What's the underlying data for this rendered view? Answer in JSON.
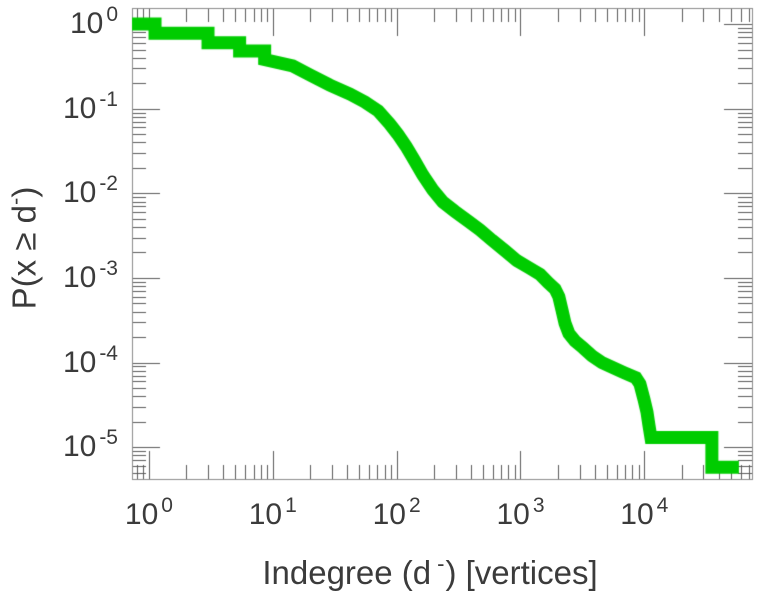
{
  "figure": {
    "background": "#ffffff"
  },
  "chart_data": {
    "type": "line",
    "title": "",
    "xlabel": "Indegree (d-) [vertices]",
    "ylabel": "P(x >= d-)",
    "x_scale": "log",
    "y_scale": "log",
    "xlim": [
      0.73,
      74000
    ],
    "ylim": [
      4.2e-06,
      1.55
    ],
    "grid": false,
    "legend": "none",
    "x_ticks": [
      {
        "value": 1,
        "base": "10",
        "exp": "0"
      },
      {
        "value": 10,
        "base": "10",
        "exp": "1"
      },
      {
        "value": 100,
        "base": "10",
        "exp": "2"
      },
      {
        "value": 1000,
        "base": "10",
        "exp": "3"
      },
      {
        "value": 10000,
        "base": "10",
        "exp": "4"
      }
    ],
    "y_ticks": [
      {
        "value": 1,
        "base": "10",
        "exp": "0"
      },
      {
        "value": 0.1,
        "base": "10",
        "exp": "-1"
      },
      {
        "value": 0.01,
        "base": "10",
        "exp": "-2"
      },
      {
        "value": 0.001,
        "base": "10",
        "exp": "-3"
      },
      {
        "value": 0.0001,
        "base": "10",
        "exp": "-4"
      },
      {
        "value": 1e-05,
        "base": "10",
        "exp": "-5"
      }
    ],
    "series": [
      {
        "name": "indegree-ccdf",
        "color": "#00cc00",
        "line_width": 13,
        "points": [
          [
            0.73,
            1.0
          ],
          [
            1.12,
            1.0
          ],
          [
            1.12,
            0.78
          ],
          [
            3.0,
            0.78
          ],
          [
            3.0,
            0.6
          ],
          [
            5.4,
            0.6
          ],
          [
            5.4,
            0.48
          ],
          [
            8.6,
            0.48
          ],
          [
            8.6,
            0.38
          ],
          [
            14.5,
            0.32
          ],
          [
            20.0,
            0.25
          ],
          [
            28.9,
            0.19
          ],
          [
            42.0,
            0.149
          ],
          [
            55.5,
            0.12
          ],
          [
            71,
            0.094
          ],
          [
            88,
            0.066
          ],
          [
            102,
            0.05
          ],
          [
            119,
            0.036
          ],
          [
            138,
            0.025
          ],
          [
            163,
            0.0164
          ],
          [
            196,
            0.011
          ],
          [
            236,
            0.0079
          ],
          [
            296,
            0.0061
          ],
          [
            377,
            0.0047
          ],
          [
            470,
            0.0037
          ],
          [
            588,
            0.0028
          ],
          [
            749,
            0.0021
          ],
          [
            936,
            0.0016
          ],
          [
            1190,
            0.0013
          ],
          [
            1440,
            0.0011
          ],
          [
            1670,
            0.00088
          ],
          [
            1900,
            0.00074
          ],
          [
            2040,
            0.0006
          ],
          [
            2160,
            0.00042
          ],
          [
            2290,
            0.00029
          ],
          [
            2460,
            0.00022
          ],
          [
            2750,
            0.00018
          ],
          [
            3190,
            0.00015
          ],
          [
            3780,
            0.00012
          ],
          [
            4550,
            0.0001
          ],
          [
            5580,
            8.7e-05
          ],
          [
            6840,
            7.6e-05
          ],
          [
            8550,
            6.6e-05
          ],
          [
            9210,
            5.6e-05
          ],
          [
            9920,
            3.7e-05
          ],
          [
            10500,
            2.6e-05
          ],
          [
            10900,
            1.8e-05
          ],
          [
            11300,
            1.3e-05
          ],
          [
            35100,
            1.3e-05
          ],
          [
            35100,
            5.8e-06
          ],
          [
            58000,
            5.8e-06
          ]
        ]
      }
    ]
  },
  "labels": {
    "xlabel_segments": [
      {
        "t": "Indegree (d"
      },
      {
        "t": "-",
        "sup": true
      },
      {
        "t": ") [vertices]"
      }
    ],
    "ylabel_segments": [
      {
        "t": "P(x ≥ d"
      },
      {
        "t": "-",
        "sup": true
      },
      {
        "t": ")"
      }
    ]
  }
}
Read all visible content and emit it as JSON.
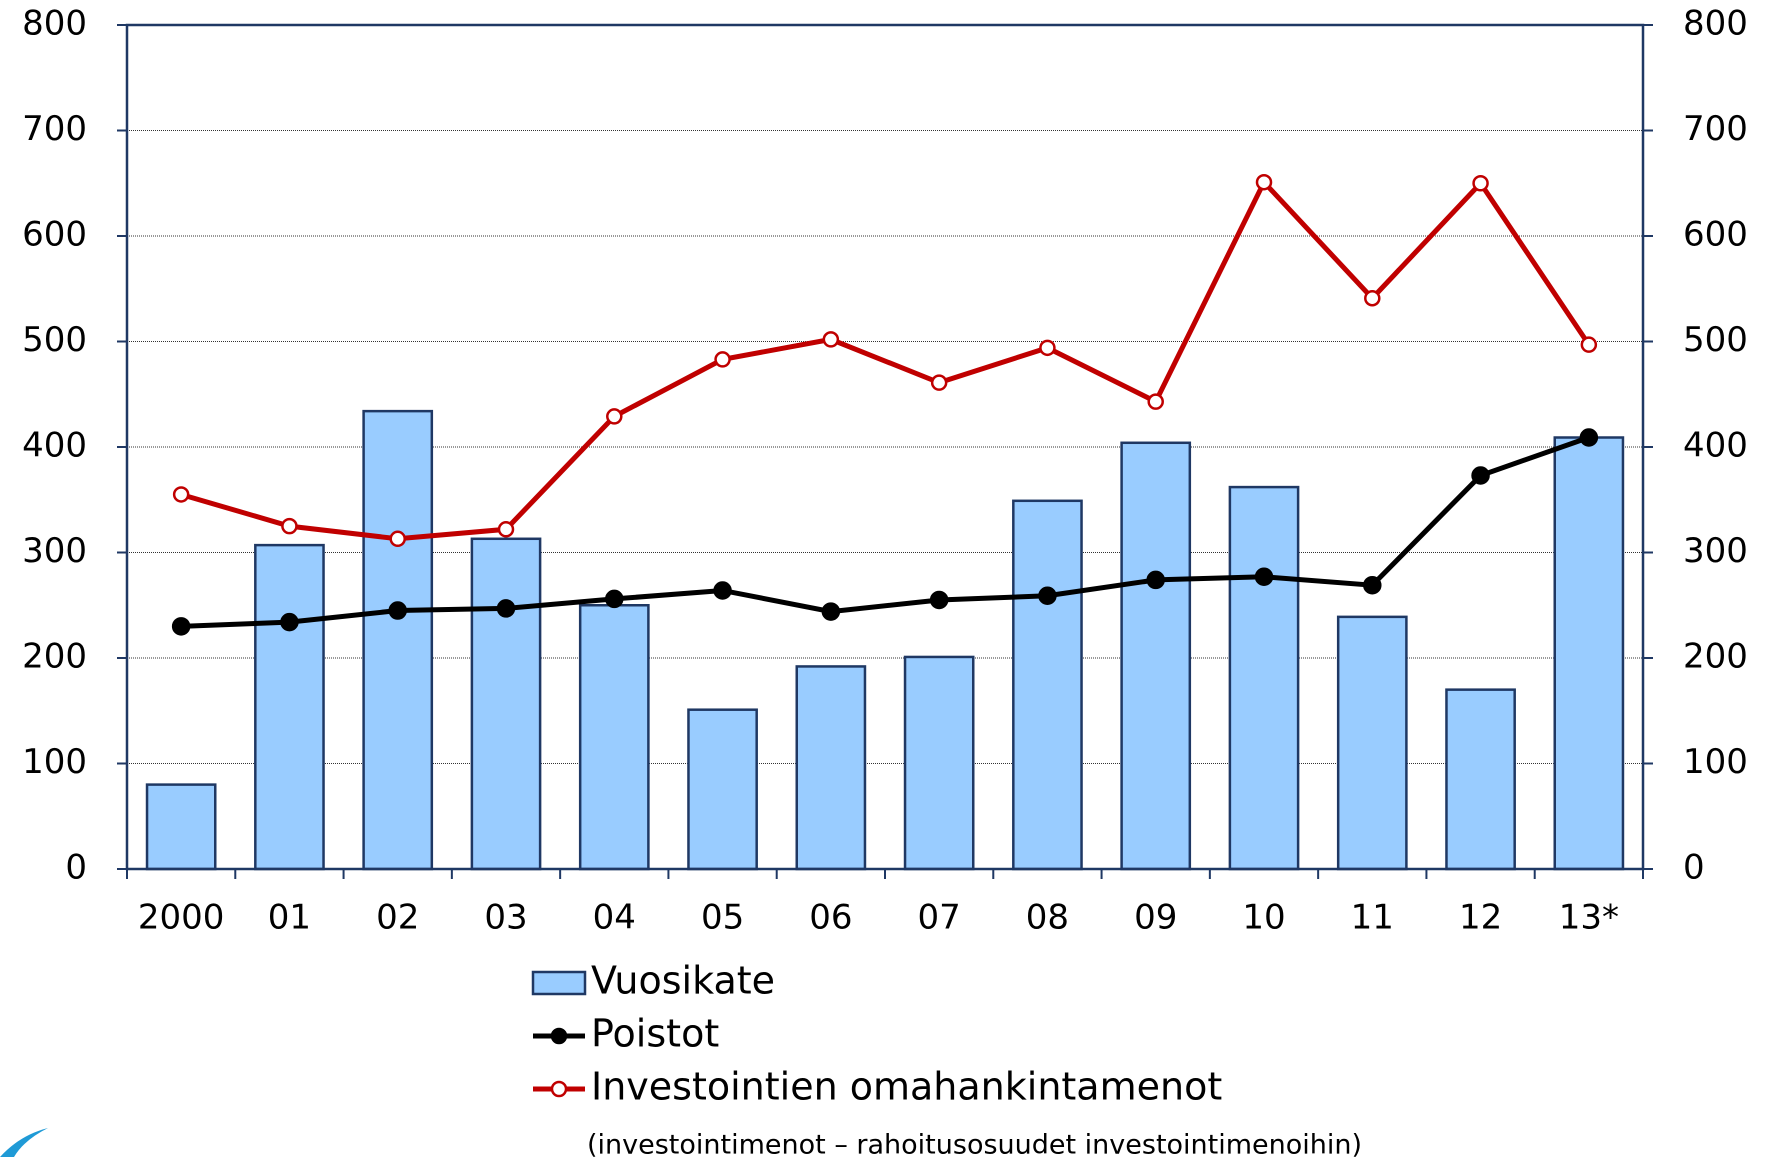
{
  "chart_data": {
    "type": "bar_line",
    "categories": [
      "2000",
      "01",
      "02",
      "03",
      "04",
      "05",
      "06",
      "07",
      "08",
      "09",
      "10",
      "11",
      "12",
      "13*"
    ],
    "series": [
      {
        "name": "Vuosikate",
        "type": "bar",
        "color": "#99ccff",
        "values": [
          80,
          307,
          434,
          313,
          250,
          151,
          192,
          201,
          349,
          404,
          362,
          239,
          170,
          409
        ]
      },
      {
        "name": "Poistot",
        "type": "line",
        "color": "#000000",
        "values": [
          230,
          234,
          245,
          247,
          256,
          264,
          244,
          255,
          259,
          274,
          277,
          269,
          373,
          409
        ]
      },
      {
        "name": "Investointien omahankintamenot",
        "type": "line",
        "color": "#c00000",
        "marker": "hollow",
        "values": [
          355,
          325,
          313,
          322,
          429,
          483,
          502,
          461,
          494,
          443,
          651,
          541,
          650,
          497
        ]
      }
    ],
    "legend_note": "(investointimenot – rahoitusosuudet investointimenoihin)",
    "ylim": [
      0,
      800
    ],
    "yticks": [
      0,
      100,
      200,
      300,
      400,
      500,
      600,
      700,
      800
    ],
    "y2lim": [
      0,
      800
    ],
    "y2ticks": [
      0,
      100,
      200,
      300,
      400,
      500,
      600,
      700,
      800
    ],
    "grid": true
  }
}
........
▸ What you need to do
Print all entries exactly. The images do not belong in the copy.

▸ Task solution
What's the underlying data for this rendered view? Answer in JSON.
{
  "figure": {
    "background": "#ffffff"
  },
  "chart_data": {
    "type": "line",
    "title": "",
    "xlabel": "Indegree (d-) [vertices]",
    "ylabel": "P(x >= d-)",
    "x_scale": "log",
    "y_scale": "log",
    "xlim": [
      0.73,
      74000
    ],
    "ylim": [
      4.2e-06,
      1.55
    ],
    "grid": false,
    "legend": "none",
    "x_ticks": [
      {
        "value": 1,
        "base": "10",
        "exp": "0"
      },
      {
        "value": 10,
        "base": "10",
        "exp": "1"
      },
      {
        "value": 100,
        "base": "10",
        "exp": "2"
      },
      {
        "value": 1000,
        "base": "10",
        "exp": "3"
      },
      {
        "value": 10000,
        "base": "10",
        "exp": "4"
      }
    ],
    "y_ticks": [
      {
        "value": 1,
        "base": "10",
        "exp": "0"
      },
      {
        "value": 0.1,
        "base": "10",
        "exp": "-1"
      },
      {
        "value": 0.01,
        "base": "10",
        "exp": "-2"
      },
      {
        "value": 0.001,
        "base": "10",
        "exp": "-3"
      },
      {
        "value": 0.0001,
        "base": "10",
        "exp": "-4"
      },
      {
        "value": 1e-05,
        "base": "10",
        "exp": "-5"
      }
    ],
    "series": [
      {
        "name": "indegree-ccdf",
        "color": "#00cc00",
        "line_width": 13,
        "points": [
          [
            0.73,
            1.0
          ],
          [
            1.12,
            1.0
          ],
          [
            1.12,
            0.78
          ],
          [
            3.0,
            0.78
          ],
          [
            3.0,
            0.6
          ],
          [
            5.4,
            0.6
          ],
          [
            5.4,
            0.48
          ],
          [
            8.6,
            0.48
          ],
          [
            8.6,
            0.38
          ],
          [
            14.5,
            0.32
          ],
          [
            20.0,
            0.25
          ],
          [
            28.9,
            0.19
          ],
          [
            42.0,
            0.149
          ],
          [
            55.5,
            0.12
          ],
          [
            71,
            0.094
          ],
          [
            88,
            0.066
          ],
          [
            102,
            0.05
          ],
          [
            119,
            0.036
          ],
          [
            138,
            0.025
          ],
          [
            163,
            0.0164
          ],
          [
            196,
            0.011
          ],
          [
            236,
            0.0079
          ],
          [
            296,
            0.0061
          ],
          [
            377,
            0.0047
          ],
          [
            470,
            0.0037
          ],
          [
            588,
            0.0028
          ],
          [
            749,
            0.0021
          ],
          [
            936,
            0.0016
          ],
          [
            1190,
            0.0013
          ],
          [
            1440,
            0.0011
          ],
          [
            1670,
            0.00088
          ],
          [
            1900,
            0.00074
          ],
          [
            2040,
            0.0006
          ],
          [
            2160,
            0.00042
          ],
          [
            2290,
            0.00029
          ],
          [
            2460,
            0.00022
          ],
          [
            2750,
            0.00018
          ],
          [
            3190,
            0.00015
          ],
          [
            3780,
            0.00012
          ],
          [
            4550,
            0.0001
          ],
          [
            5580,
            8.7e-05
          ],
          [
            6840,
            7.6e-05
          ],
          [
            8550,
            6.6e-05
          ],
          [
            9210,
            5.6e-05
          ],
          [
            9920,
            3.7e-05
          ],
          [
            10500,
            2.6e-05
          ],
          [
            10900,
            1.8e-05
          ],
          [
            11300,
            1.3e-05
          ],
          [
            35100,
            1.3e-05
          ],
          [
            35100,
            5.8e-06
          ],
          [
            58000,
            5.8e-06
          ]
        ]
      }
    ]
  },
  "labels": {
    "xlabel_segments": [
      {
        "t": "Indegree (d"
      },
      {
        "t": "-",
        "sup": true
      },
      {
        "t": ") [vertices]"
      }
    ],
    "ylabel_segments": [
      {
        "t": "P(x ≥ d"
      },
      {
        "t": "-",
        "sup": true
      },
      {
        "t": ")"
      }
    ]
  }
}
Read all visible content and emit it as JSON.
{
  "chart_data": {
    "type": "bar_line",
    "categories": [
      "2000",
      "01",
      "02",
      "03",
      "04",
      "05",
      "06",
      "07",
      "08",
      "09",
      "10",
      "11",
      "12",
      "13*"
    ],
    "series": [
      {
        "name": "Vuosikate",
        "type": "bar",
        "color": "#99ccff",
        "values": [
          80,
          307,
          434,
          313,
          250,
          151,
          192,
          201,
          349,
          404,
          362,
          239,
          170,
          409
        ]
      },
      {
        "name": "Poistot",
        "type": "line",
        "color": "#000000",
        "values": [
          230,
          234,
          245,
          247,
          256,
          264,
          244,
          255,
          259,
          274,
          277,
          269,
          373,
          409
        ]
      },
      {
        "name": "Investointien omahankintamenot",
        "type": "line",
        "color": "#c00000",
        "marker": "hollow",
        "values": [
          355,
          325,
          313,
          322,
          429,
          483,
          502,
          461,
          494,
          443,
          651,
          541,
          650,
          497
        ]
      }
    ],
    "legend_note": "(investointimenot – rahoitusosuudet investointimenoihin)",
    "ylim": [
      0,
      800
    ],
    "yticks": [
      0,
      100,
      200,
      300,
      400,
      500,
      600,
      700,
      800
    ],
    "y2lim": [
      0,
      800
    ],
    "y2ticks": [
      0,
      100,
      200,
      300,
      400,
      500,
      600,
      700,
      800
    ],
    "grid": true
  }
}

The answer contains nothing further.